*Input*.
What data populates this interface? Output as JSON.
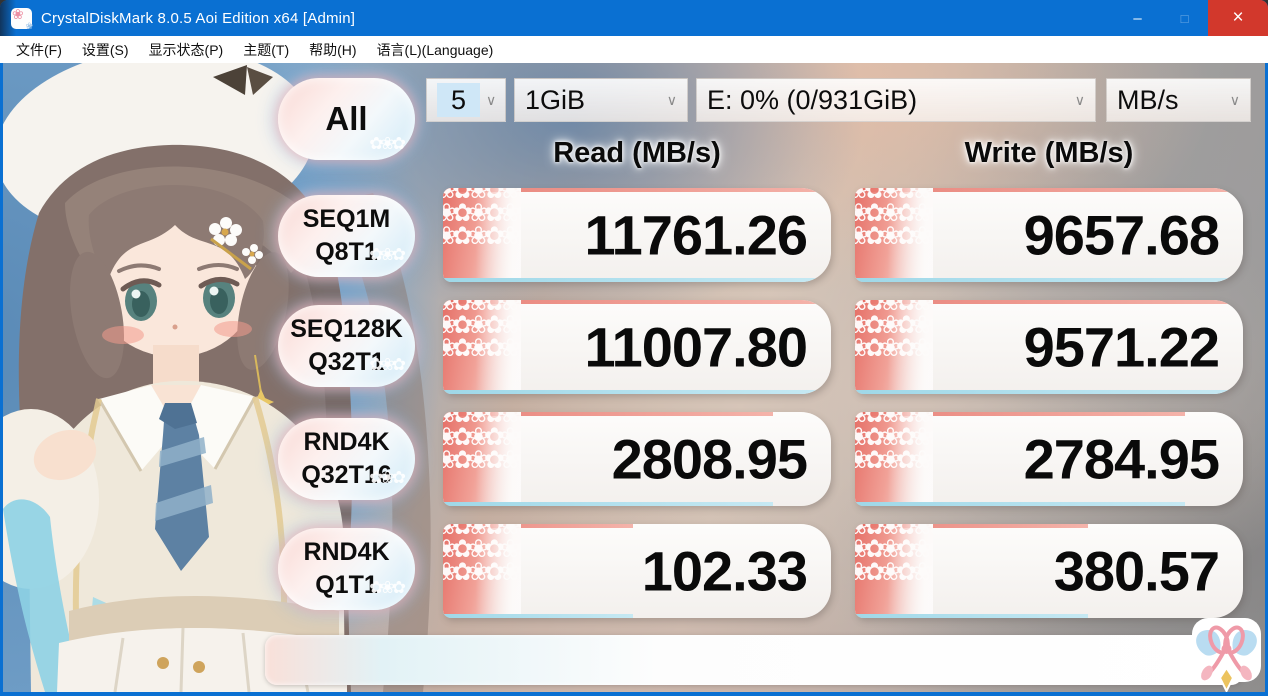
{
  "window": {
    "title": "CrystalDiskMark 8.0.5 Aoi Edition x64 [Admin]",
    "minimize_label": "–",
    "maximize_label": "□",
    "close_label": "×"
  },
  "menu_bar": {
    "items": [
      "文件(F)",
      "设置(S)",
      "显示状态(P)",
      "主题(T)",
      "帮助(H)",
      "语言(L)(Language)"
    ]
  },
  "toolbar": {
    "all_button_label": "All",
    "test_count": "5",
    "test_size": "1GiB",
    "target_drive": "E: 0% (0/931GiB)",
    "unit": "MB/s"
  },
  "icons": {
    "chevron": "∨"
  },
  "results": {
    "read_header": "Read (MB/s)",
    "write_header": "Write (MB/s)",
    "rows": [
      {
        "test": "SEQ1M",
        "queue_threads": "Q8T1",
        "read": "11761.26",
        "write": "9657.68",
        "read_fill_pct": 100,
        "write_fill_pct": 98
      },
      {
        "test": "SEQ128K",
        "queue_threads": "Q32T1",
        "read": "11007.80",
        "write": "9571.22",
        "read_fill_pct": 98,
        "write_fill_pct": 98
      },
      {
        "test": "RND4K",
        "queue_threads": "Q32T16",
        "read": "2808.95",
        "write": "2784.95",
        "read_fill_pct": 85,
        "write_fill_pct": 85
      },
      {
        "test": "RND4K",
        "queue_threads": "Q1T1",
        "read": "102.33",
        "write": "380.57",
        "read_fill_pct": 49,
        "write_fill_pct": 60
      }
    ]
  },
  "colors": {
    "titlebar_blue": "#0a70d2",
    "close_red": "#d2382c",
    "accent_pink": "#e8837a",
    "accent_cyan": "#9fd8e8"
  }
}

---

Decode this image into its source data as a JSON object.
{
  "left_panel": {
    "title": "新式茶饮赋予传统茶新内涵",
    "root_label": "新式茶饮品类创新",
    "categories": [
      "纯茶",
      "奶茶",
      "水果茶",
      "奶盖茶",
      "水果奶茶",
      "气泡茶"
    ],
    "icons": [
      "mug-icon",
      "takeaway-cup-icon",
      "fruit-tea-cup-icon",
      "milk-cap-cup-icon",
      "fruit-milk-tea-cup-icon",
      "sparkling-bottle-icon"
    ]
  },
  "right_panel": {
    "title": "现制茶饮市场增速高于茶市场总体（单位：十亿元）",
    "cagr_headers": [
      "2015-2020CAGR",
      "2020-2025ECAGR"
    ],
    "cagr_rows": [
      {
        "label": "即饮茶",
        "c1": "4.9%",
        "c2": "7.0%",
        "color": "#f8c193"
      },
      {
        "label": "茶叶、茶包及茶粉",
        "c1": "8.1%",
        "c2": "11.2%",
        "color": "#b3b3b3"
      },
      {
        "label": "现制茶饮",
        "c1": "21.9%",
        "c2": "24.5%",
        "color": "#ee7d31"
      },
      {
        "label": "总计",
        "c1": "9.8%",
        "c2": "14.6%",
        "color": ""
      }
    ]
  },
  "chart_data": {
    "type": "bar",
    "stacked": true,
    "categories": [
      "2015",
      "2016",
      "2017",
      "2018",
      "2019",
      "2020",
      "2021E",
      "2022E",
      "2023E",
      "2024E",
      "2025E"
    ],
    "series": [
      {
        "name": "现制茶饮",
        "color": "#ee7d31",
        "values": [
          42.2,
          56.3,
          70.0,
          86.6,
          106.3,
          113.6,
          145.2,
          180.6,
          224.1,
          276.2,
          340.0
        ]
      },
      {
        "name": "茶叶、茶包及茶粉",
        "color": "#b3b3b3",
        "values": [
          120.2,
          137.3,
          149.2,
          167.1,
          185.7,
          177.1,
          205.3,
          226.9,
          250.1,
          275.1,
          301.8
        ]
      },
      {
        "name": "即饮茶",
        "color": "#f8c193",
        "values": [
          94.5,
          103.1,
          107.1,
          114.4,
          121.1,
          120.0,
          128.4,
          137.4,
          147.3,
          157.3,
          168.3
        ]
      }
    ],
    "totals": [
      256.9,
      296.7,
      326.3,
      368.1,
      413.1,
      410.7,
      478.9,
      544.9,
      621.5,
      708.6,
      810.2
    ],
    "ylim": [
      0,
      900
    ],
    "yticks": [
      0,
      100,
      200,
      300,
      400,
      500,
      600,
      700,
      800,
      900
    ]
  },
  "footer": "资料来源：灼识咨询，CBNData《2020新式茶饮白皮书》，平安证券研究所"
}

==

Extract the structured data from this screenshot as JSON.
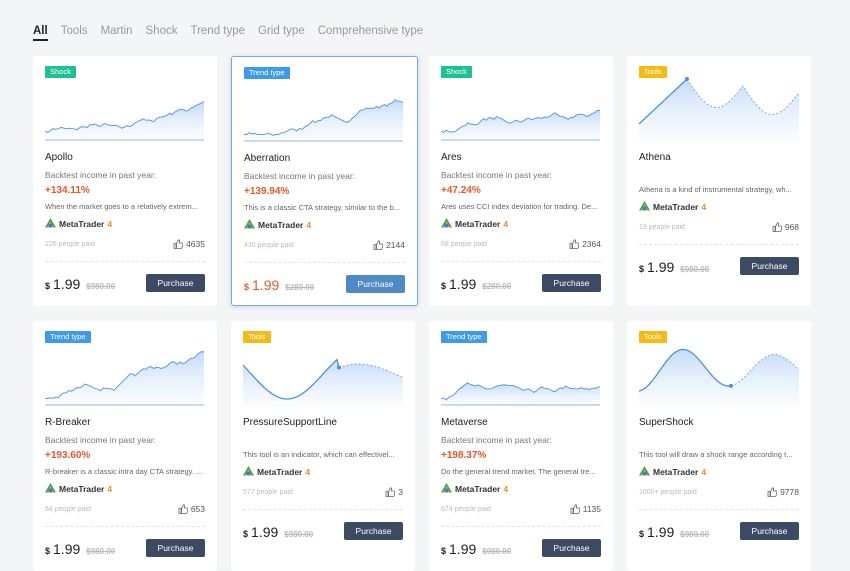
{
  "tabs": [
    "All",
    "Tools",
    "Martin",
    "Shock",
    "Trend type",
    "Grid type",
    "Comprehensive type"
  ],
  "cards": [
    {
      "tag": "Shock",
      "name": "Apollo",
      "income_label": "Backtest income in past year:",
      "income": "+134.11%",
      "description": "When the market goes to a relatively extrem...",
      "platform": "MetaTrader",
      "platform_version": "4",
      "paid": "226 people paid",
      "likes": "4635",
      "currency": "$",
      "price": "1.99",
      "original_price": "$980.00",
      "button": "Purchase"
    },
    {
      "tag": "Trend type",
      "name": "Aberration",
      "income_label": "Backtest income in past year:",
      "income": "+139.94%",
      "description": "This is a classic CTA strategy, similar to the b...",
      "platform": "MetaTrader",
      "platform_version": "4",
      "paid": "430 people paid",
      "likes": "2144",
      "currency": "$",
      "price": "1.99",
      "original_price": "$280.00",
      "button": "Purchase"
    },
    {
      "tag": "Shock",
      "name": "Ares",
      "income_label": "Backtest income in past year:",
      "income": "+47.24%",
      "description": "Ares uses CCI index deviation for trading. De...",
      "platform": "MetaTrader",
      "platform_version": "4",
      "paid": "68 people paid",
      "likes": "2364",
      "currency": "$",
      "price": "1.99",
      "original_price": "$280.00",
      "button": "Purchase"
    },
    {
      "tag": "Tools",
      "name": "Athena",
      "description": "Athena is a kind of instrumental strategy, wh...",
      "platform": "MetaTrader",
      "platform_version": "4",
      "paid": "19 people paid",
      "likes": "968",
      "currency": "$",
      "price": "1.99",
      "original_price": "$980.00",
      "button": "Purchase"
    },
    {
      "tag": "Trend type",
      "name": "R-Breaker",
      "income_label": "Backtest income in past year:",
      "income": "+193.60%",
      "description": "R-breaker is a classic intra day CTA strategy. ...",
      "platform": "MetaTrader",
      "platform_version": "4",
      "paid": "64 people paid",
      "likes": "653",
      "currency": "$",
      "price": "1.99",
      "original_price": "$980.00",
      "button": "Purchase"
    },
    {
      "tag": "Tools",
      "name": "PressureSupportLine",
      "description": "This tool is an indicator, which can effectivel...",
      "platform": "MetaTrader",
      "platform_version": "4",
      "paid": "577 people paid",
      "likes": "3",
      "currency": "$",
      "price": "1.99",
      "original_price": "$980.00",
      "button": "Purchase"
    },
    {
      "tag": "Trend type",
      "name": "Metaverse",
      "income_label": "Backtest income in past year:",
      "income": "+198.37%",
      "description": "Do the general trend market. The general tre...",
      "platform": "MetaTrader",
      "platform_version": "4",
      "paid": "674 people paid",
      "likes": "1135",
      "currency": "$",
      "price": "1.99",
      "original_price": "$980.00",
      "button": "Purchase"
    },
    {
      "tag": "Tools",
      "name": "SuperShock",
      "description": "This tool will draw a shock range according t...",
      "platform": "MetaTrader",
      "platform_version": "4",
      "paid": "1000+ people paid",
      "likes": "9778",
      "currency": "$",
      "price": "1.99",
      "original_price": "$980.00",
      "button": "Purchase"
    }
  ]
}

*Aim of the task*. Pull out every line of the records that includes the string "name".

*Final answer*.
        "name": "现制茶饮",
        "name": "茶叶、茶包及茶粉",
        "name": "即饮茶",
      "name": "Apollo",
      "name": "Aberration",
      "name": "Ares",
      "name": "Athena",
      "name": "R-Breaker",
      "name": "PressureSupportLine",
      "name": "Metaverse",
      "name": "SuperShock",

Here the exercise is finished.